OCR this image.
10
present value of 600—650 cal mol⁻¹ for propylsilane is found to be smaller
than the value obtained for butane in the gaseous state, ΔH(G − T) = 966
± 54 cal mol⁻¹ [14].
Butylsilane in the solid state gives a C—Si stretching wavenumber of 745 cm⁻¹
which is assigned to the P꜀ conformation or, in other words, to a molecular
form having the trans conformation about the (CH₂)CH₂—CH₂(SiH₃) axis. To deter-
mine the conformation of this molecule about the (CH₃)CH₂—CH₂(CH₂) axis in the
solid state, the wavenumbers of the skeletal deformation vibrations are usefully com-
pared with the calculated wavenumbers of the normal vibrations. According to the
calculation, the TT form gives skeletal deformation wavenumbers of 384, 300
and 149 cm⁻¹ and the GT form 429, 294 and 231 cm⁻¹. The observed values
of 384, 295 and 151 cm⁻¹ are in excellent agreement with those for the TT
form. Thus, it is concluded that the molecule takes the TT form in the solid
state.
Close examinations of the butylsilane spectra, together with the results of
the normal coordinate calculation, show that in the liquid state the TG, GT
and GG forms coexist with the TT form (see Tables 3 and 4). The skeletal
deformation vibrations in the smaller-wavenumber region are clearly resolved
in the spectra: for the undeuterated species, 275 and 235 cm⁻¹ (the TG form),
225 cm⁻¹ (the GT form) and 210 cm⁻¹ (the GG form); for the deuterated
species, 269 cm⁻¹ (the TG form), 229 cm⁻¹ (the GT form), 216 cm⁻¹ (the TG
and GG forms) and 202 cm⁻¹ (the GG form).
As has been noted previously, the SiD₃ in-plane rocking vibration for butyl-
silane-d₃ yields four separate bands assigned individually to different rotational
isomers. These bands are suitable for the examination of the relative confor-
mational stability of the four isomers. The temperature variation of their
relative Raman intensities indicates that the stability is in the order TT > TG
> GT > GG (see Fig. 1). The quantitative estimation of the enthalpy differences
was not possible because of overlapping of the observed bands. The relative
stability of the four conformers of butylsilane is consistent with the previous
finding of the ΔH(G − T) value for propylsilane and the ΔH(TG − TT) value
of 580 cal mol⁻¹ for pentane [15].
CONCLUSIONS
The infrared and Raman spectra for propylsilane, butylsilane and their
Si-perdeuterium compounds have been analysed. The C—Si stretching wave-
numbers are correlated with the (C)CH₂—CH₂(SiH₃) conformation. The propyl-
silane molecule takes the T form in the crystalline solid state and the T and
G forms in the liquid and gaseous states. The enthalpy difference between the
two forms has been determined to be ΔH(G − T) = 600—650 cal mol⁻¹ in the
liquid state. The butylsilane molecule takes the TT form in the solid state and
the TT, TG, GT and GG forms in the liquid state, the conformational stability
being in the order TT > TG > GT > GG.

= = = = =

WHAT THE EXERCISE ASKS
Pull every line containing "bands" out of the data above.

OUTPUT FOR THIS EXERCISE
silane-d₃ yields four separate bands assigned individually to different rotational
isomers. These bands are suitable for the examination of the relative confor-
was not possible because of overlapping of the observed bands. The relative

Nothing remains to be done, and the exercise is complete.